## DIRECTION
Please print the full listing exactly.

## DATASET
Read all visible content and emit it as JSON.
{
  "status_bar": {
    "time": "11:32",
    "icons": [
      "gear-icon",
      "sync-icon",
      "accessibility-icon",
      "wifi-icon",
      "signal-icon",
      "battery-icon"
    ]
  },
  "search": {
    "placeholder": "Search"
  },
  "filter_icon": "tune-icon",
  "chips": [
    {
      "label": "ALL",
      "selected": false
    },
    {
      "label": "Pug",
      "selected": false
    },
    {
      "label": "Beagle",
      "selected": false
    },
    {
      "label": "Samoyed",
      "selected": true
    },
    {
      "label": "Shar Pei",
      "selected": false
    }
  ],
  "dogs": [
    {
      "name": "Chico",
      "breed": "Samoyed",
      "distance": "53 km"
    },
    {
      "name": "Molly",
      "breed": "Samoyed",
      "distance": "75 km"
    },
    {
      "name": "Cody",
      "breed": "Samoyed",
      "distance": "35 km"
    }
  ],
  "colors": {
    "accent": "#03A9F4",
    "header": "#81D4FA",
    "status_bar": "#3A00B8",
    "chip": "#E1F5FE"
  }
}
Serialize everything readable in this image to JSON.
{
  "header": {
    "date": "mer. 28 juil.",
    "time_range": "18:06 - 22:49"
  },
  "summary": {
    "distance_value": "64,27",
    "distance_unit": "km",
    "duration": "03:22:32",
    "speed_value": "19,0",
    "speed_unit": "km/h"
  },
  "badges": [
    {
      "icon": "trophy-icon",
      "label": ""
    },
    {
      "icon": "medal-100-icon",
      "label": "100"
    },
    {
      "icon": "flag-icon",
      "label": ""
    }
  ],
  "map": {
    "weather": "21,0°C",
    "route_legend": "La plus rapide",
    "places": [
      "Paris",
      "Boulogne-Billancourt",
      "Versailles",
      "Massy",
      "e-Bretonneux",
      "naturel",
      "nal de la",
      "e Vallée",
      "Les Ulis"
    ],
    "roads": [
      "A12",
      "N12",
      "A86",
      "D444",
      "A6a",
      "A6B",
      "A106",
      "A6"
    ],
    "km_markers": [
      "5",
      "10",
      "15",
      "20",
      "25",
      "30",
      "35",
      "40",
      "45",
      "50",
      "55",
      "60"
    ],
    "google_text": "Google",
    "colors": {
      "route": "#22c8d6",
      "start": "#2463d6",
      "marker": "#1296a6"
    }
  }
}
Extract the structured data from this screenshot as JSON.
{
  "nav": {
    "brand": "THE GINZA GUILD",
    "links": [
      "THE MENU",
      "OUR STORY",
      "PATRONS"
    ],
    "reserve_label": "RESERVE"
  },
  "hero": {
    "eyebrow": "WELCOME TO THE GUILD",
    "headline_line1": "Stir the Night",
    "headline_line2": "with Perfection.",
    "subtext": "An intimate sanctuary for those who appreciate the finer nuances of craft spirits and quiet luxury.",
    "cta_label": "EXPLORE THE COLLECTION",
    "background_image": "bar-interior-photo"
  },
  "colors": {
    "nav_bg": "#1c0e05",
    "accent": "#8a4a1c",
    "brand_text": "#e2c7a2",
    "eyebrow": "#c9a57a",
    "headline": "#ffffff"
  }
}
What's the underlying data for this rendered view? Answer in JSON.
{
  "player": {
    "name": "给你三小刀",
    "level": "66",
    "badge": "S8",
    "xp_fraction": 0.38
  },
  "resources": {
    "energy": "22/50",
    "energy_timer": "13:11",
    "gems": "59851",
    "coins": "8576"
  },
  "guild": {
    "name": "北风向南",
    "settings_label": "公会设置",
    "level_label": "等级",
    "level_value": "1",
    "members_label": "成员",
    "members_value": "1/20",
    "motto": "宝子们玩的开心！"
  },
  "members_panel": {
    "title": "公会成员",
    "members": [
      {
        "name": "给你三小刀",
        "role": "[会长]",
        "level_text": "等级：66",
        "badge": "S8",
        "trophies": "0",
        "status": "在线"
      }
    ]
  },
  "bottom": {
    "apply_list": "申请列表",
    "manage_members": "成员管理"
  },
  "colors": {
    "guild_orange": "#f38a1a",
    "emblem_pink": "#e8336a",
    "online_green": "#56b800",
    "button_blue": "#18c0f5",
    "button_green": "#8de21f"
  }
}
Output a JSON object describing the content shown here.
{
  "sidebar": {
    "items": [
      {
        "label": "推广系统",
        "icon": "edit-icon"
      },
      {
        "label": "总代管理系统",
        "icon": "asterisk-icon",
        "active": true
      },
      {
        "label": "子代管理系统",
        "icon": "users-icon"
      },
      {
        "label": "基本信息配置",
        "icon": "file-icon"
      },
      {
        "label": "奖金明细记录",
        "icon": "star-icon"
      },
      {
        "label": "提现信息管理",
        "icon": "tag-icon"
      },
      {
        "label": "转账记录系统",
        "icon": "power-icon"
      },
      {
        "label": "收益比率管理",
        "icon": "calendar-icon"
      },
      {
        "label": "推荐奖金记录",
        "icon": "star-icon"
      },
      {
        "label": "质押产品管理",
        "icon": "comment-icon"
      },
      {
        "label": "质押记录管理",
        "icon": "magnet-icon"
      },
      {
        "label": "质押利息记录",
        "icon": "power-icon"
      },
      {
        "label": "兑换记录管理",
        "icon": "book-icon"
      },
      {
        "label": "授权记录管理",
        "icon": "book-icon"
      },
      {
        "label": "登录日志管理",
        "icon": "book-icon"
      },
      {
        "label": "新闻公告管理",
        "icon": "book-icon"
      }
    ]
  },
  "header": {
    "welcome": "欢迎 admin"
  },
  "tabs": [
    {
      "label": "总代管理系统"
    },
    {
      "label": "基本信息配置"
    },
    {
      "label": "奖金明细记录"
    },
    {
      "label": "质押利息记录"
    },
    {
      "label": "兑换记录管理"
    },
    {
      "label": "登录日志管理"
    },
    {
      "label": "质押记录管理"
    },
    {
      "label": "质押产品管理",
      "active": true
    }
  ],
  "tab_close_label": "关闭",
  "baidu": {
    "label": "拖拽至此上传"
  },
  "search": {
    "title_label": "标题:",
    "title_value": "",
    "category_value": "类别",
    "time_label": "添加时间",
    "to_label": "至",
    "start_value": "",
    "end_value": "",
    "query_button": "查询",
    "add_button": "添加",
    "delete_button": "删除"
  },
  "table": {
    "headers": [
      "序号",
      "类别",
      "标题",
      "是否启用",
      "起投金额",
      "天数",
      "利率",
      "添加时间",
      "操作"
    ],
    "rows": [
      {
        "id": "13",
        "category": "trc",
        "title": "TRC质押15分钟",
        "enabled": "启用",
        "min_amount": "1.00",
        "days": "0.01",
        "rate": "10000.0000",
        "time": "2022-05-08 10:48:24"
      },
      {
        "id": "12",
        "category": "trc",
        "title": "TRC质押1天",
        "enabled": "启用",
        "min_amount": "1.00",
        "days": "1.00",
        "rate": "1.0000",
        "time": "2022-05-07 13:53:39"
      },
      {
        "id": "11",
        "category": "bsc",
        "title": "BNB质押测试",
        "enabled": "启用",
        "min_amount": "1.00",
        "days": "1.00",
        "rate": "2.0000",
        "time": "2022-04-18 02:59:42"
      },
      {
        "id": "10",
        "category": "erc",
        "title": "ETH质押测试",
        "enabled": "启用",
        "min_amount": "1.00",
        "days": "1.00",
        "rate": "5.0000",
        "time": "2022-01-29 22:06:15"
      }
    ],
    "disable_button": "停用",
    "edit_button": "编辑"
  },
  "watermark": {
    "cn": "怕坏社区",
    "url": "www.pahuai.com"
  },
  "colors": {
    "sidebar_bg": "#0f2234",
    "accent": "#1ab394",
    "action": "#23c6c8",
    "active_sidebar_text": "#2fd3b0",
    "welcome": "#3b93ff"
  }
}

## FINISHED EXERCISE
Read all visible content and emit it as JSON.
{
  "status_bar": {
    "time": "11:32",
    "icons": [
      "gear-icon",
      "sync-icon",
      "accessibility-icon",
      "wifi-icon",
      "signal-icon",
      "battery-icon"
    ]
  },
  "search": {
    "placeholder": "Search"
  },
  "filter_icon": "tune-icon",
  "chips": [
    {
      "label": "ALL",
      "selected": false
    },
    {
      "label": "Pug",
      "selected": false
    },
    {
      "label": "Beagle",
      "selected": false
    },
    {
      "label": "Samoyed",
      "selected": true
    },
    {
      "label": "Shar Pei",
      "selected": false
    }
  ],
  "dogs": [
    {
      "name": "Chico",
      "breed": "Samoyed",
      "distance": "53 km"
    },
    {
      "name": "Molly",
      "breed": "Samoyed",
      "distance": "75 km"
    },
    {
      "name": "Cody",
      "breed": "Samoyed",
      "distance": "35 km"
    }
  ],
  "colors": {
    "accent": "#03A9F4",
    "header": "#81D4FA",
    "status_bar": "#3A00B8",
    "chip": "#E1F5FE"
  }
}
Serialize everything readable in this image to JSON.
{
  "header": {
    "date": "mer. 28 juil.",
    "time_range": "18:06 - 22:49"
  },
  "summary": {
    "distance_value": "64,27",
    "distance_unit": "km",
    "duration": "03:22:32",
    "speed_value": "19,0",
    "speed_unit": "km/h"
  },
  "badges": [
    {
      "icon": "trophy-icon",
      "label": ""
    },
    {
      "icon": "medal-100-icon",
      "label": "100"
    },
    {
      "icon": "flag-icon",
      "label": ""
    }
  ],
  "map": {
    "weather": "21,0°C",
    "route_legend": "La plus rapide",
    "places": [
      "Paris",
      "Boulogne-Billancourt",
      "Versailles",
      "Massy",
      "e-Bretonneux",
      "naturel",
      "nal de la",
      "e Vallée",
      "Les Ulis"
    ],
    "roads": [
      "A12",
      "N12",
      "A86",
      "D444",
      "A6a",
      "A6B",
      "A106",
      "A6"
    ],
    "km_markers": [
      "5",
      "10",
      "15",
      "20",
      "25",
      "30",
      "35",
      "40",
      "45",
      "50",
      "55",
      "60"
    ],
    "google_text": "Google",
    "colors": {
      "route": "#22c8d6",
      "start": "#2463d6",
      "marker": "#1296a6"
    }
  }
}
Extract the structured data from this screenshot as JSON.
{
  "nav": {
    "brand": "THE GINZA GUILD",
    "links": [
      "THE MENU",
      "OUR STORY",
      "PATRONS"
    ],
    "reserve_label": "RESERVE"
  },
  "hero": {
    "eyebrow": "WELCOME TO THE GUILD",
    "headline_line1": "Stir the Night",
    "headline_line2": "with Perfection.",
    "subtext": "An intimate sanctuary for those who appreciate the finer nuances of craft spirits and quiet luxury.",
    "cta_label": "EXPLORE THE COLLECTION",
    "background_image": "bar-interior-photo"
  },
  "colors": {
    "nav_bg": "#1c0e05",
    "accent": "#8a4a1c",
    "brand_text": "#e2c7a2",
    "eyebrow": "#c9a57a",
    "headline": "#ffffff"
  }
}
What's the underlying data for this rendered view? Answer in JSON.
{
  "player": {
    "name": "给你三小刀",
    "level": "66",
    "badge": "S8",
    "xp_fraction": 0.38
  },
  "resources": {
    "energy": "22/50",
    "energy_timer": "13:11",
    "gems": "59851",
    "coins": "8576"
  },
  "guild": {
    "name": "北风向南",
    "settings_label": "公会设置",
    "level_label": "等级",
    "level_value": "1",
    "members_label": "成员",
    "members_value": "1/20",
    "motto": "宝子们玩的开心！"
  },
  "members_panel": {
    "title": "公会成员",
    "members": [
      {
        "name": "给你三小刀",
        "role": "[会长]",
        "level_text": "等级：66",
        "badge": "S8",
        "trophies": "0",
        "status": "在线"
      }
    ]
  },
  "bottom": {
    "apply_list": "申请列表",
    "manage_members": "成员管理"
  },
  "colors": {
    "guild_orange": "#f38a1a",
    "emblem_pink": "#e8336a",
    "online_green": "#56b800",
    "button_blue": "#18c0f5",
    "button_green": "#8de21f"
  }
}
Output a JSON object describing the content shown here.
{
  "sidebar": {
    "items": [
      {
        "label": "推广系统",
        "icon": "edit-icon"
      },
      {
        "label": "总代管理系统",
        "icon": "asterisk-icon",
        "active": true
      },
      {
        "label": "子代管理系统",
        "icon": "users-icon"
      },
      {
        "label": "基本信息配置",
        "icon": "file-icon"
      },
      {
        "label": "奖金明细记录",
        "icon": "star-icon"
      },
      {
        "label": "提现信息管理",
        "icon": "tag-icon"
      },
      {
        "label": "转账记录系统",
        "icon": "power-icon"
      },
      {
        "label": "收益比率管理",
        "icon": "calendar-icon"
      },
      {
        "label": "推荐奖金记录",
        "icon": "star-icon"
      },
      {
        "label": "质押产品管理",
        "icon": "comment-icon"
      },
      {
        "label": "质押记录管理",
        "icon": "magnet-icon"
      },
      {
        "label": "质押利息记录",
        "icon": "power-icon"
      },
      {
        "label": "兑换记录管理",
        "icon": "book-icon"
      },
      {
        "label": "授权记录管理",
        "icon": "book-icon"
      },
      {
        "label": "登录日志管理",
        "icon": "book-icon"
      },
      {
        "label": "新闻公告管理",
        "icon": "book-icon"
      }
    ]
  },
  "header": {
    "welcome": "欢迎 admin"
  },
  "tabs": [
    {
      "label": "总代管理系统"
    },
    {
      "label": "基本信息配置"
    },
    {
      "label": "奖金明细记录"
    },
    {
      "label": "质押利息记录"
    },
    {
      "label": "兑换记录管理"
    },
    {
      "label": "登录日志管理"
    },
    {
      "label": "质押记录管理"
    },
    {
      "label": "质押产品管理",
      "active": true
    }
  ],
  "tab_close_label": "关闭",
  "baidu": {
    "label": "拖拽至此上传"
  },
  "search": {
    "title_label": "标题:",
    "title_value": "",
    "category_value": "类别",
    "time_label": "添加时间",
    "to_label": "至",
    "start_value": "",
    "end_value": "",
    "query_button": "查询",
    "add_button": "添加",
    "delete_button": "删除"
  },
  "table": {
    "headers": [
      "序号",
      "类别",
      "标题",
      "是否启用",
      "起投金额",
      "天数",
      "利率",
      "添加时间",
      "操作"
    ],
    "rows": [
      {
        "id": "13",
        "category": "trc",
        "title": "TRC质押15分钟",
        "enabled": "启用",
        "min_amount": "1.00",
        "days": "0.01",
        "rate": "10000.0000",
        "time": "2022-05-08 10:48:24"
      },
      {
        "id": "12",
        "category": "trc",
        "title": "TRC质押1天",
        "enabled": "启用",
        "min_amount": "1.00",
        "days": "1.00",
        "rate": "1.0000",
        "time": "2022-05-07 13:53:39"
      },
      {
        "id": "11",
        "category": "bsc",
        "title": "BNB质押测试",
        "enabled": "启用",
        "min_amount": "1.00",
        "days": "1.00",
        "rate": "2.0000",
        "time": "2022-04-18 02:59:42"
      },
      {
        "id": "10",
        "category": "erc",
        "title": "ETH质押测试",
        "enabled": "启用",
        "min_amount": "1.00",
        "days": "1.00",
        "rate": "5.0000",
        "time": "2022-01-29 22:06:15"
      }
    ],
    "disable_button": "停用",
    "edit_button": "编辑"
  },
  "watermark": {
    "cn": "怕坏社区",
    "url": "www.pahuai.com"
  },
  "colors": {
    "sidebar_bg": "#0f2234",
    "accent": "#1ab394",
    "action": "#23c6c8",
    "active_sidebar_text": "#2fd3b0",
    "welcome": "#3b93ff"
  }
}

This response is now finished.